## Required task
Where a line contains the string "screenshot", copy that line.

## Data for the task
────────────────────

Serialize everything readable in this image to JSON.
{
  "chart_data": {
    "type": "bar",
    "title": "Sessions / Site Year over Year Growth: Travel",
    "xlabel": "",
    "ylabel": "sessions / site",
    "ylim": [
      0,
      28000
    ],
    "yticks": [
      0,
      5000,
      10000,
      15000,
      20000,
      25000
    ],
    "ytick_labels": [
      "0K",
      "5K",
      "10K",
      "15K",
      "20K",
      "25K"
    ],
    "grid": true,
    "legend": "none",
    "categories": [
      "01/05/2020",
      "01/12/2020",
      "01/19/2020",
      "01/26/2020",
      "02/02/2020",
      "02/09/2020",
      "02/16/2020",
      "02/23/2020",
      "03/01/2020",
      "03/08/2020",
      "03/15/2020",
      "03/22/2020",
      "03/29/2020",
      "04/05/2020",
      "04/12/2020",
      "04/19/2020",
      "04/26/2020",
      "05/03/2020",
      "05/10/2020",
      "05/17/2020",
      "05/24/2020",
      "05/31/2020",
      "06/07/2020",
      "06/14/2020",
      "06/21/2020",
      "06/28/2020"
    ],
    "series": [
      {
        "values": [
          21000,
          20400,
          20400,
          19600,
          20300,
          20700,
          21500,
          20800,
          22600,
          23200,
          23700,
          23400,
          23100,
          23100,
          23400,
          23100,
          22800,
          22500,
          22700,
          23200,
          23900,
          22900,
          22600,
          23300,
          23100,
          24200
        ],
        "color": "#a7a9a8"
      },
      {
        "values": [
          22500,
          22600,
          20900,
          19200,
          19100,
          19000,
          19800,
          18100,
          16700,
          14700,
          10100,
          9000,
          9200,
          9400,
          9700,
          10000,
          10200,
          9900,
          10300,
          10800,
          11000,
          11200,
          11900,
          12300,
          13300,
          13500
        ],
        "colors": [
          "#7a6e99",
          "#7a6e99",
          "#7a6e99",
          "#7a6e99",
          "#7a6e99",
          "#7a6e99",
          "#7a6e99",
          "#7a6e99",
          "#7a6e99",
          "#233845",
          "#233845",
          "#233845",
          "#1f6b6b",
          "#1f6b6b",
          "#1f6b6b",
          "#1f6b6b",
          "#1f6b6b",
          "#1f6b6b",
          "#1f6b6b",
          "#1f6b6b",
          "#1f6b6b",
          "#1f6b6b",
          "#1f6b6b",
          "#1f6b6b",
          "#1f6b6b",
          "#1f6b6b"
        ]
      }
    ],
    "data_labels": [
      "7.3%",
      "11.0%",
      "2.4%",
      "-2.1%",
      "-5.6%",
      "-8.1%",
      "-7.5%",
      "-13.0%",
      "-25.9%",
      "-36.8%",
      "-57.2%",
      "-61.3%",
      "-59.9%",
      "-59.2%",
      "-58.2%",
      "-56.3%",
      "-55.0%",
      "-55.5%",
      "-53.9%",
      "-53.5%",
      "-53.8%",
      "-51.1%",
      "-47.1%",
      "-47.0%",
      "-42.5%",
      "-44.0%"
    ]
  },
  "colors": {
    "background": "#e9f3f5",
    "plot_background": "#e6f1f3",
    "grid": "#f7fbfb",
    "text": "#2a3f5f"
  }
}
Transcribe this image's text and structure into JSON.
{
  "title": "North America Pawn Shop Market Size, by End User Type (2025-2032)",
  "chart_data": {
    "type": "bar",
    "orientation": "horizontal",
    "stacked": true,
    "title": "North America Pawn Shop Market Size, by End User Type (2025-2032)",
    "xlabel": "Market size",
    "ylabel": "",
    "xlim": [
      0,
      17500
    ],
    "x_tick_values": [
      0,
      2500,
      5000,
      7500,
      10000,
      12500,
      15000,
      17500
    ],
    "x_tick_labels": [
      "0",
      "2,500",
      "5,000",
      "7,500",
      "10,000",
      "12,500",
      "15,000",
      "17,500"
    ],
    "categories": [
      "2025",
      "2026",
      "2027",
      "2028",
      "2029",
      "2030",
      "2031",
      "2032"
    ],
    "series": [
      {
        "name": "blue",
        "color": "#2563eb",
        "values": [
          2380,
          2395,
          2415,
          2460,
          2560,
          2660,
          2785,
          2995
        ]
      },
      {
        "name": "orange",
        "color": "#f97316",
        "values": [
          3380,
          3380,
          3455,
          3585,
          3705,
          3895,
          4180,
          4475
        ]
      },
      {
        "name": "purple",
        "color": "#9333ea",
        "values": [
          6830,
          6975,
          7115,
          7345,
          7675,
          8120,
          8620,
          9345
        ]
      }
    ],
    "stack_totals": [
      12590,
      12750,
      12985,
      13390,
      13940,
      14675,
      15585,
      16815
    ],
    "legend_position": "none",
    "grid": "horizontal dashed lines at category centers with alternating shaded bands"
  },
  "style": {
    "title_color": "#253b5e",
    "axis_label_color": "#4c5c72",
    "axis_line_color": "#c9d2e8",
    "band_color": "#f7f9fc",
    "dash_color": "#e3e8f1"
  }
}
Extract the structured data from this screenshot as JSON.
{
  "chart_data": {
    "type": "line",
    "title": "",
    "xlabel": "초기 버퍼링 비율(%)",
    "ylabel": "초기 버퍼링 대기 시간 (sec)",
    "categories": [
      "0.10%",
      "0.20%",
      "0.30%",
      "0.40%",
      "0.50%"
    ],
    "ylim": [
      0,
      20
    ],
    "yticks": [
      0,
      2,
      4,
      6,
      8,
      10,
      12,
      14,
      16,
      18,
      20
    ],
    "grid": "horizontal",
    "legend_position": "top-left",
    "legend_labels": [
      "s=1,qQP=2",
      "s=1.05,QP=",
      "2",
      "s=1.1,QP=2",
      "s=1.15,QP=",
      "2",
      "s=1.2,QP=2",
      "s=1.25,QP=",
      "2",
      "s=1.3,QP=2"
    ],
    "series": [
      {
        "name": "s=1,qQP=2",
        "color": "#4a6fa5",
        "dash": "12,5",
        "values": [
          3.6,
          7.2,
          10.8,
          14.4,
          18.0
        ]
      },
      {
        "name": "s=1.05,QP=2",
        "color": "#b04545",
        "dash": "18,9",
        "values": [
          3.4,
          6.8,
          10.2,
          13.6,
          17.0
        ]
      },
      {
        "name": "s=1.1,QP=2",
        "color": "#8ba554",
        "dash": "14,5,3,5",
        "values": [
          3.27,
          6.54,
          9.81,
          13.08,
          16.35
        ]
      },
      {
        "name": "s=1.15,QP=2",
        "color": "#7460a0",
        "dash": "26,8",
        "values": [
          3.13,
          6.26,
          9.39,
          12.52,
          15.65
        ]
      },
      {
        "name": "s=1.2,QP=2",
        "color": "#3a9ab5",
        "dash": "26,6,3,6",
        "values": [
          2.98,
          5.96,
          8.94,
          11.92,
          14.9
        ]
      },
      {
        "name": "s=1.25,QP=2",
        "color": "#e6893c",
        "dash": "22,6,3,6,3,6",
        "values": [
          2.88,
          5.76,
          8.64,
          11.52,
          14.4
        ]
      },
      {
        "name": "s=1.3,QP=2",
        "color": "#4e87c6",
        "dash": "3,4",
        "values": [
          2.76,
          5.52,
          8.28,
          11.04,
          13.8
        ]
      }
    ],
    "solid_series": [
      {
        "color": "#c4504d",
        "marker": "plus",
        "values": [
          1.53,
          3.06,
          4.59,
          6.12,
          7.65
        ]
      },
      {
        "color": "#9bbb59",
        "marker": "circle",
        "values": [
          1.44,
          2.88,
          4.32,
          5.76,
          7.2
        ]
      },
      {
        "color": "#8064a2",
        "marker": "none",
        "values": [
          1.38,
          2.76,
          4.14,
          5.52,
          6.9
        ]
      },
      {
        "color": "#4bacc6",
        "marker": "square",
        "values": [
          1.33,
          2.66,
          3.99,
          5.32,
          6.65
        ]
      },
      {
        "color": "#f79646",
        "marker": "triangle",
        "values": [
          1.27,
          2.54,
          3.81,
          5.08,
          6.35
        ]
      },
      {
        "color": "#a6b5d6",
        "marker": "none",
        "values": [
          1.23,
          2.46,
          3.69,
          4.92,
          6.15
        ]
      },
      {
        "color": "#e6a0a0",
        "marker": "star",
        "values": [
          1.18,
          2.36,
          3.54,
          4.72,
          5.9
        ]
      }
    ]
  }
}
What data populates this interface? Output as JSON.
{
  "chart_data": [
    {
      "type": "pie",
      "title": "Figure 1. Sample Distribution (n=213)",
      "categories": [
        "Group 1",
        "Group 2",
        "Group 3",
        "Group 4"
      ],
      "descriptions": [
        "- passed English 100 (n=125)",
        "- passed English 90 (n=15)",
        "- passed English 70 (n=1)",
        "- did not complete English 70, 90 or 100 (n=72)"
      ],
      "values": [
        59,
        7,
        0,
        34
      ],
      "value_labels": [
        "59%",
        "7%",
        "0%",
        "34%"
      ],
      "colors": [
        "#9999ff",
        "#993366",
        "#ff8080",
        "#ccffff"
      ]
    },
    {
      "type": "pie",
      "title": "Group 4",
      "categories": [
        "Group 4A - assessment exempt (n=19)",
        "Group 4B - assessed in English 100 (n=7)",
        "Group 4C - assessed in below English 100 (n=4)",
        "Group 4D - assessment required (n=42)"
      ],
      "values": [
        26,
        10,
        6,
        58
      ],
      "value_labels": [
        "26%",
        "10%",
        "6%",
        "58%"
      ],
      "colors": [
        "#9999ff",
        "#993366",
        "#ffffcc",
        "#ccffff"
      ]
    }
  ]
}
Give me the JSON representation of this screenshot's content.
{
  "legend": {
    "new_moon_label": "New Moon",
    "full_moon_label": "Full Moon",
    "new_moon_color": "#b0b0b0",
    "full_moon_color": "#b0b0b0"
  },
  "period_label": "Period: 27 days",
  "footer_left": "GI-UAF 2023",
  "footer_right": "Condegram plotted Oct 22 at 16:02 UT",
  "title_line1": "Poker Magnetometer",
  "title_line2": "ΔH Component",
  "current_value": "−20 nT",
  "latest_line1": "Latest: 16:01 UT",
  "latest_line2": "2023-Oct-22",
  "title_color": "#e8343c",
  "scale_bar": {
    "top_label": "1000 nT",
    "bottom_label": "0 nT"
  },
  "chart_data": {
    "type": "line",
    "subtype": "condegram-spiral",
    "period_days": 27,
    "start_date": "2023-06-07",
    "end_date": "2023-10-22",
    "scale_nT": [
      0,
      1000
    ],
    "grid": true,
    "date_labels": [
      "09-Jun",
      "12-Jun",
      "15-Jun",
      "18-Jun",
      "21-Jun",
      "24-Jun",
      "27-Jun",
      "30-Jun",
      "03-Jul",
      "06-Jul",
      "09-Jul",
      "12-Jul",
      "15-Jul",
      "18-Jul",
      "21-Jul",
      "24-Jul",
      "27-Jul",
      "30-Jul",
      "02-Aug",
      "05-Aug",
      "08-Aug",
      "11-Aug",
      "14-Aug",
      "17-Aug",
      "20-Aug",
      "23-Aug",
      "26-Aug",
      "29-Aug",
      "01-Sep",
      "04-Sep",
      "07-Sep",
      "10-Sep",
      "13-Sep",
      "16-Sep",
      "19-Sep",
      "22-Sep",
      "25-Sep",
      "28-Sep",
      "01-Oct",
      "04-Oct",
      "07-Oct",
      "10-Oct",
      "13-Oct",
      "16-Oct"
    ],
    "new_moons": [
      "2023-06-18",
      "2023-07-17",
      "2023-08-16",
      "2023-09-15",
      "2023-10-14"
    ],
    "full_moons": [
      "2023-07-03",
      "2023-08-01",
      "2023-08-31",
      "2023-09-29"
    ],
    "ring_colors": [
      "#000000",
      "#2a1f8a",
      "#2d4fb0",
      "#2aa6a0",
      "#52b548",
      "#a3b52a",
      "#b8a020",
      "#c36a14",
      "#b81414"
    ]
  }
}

────────────────────

## Task response
Extract the structured data from this screenshot as JSON.
Give me the JSON representation of this screenshot's content.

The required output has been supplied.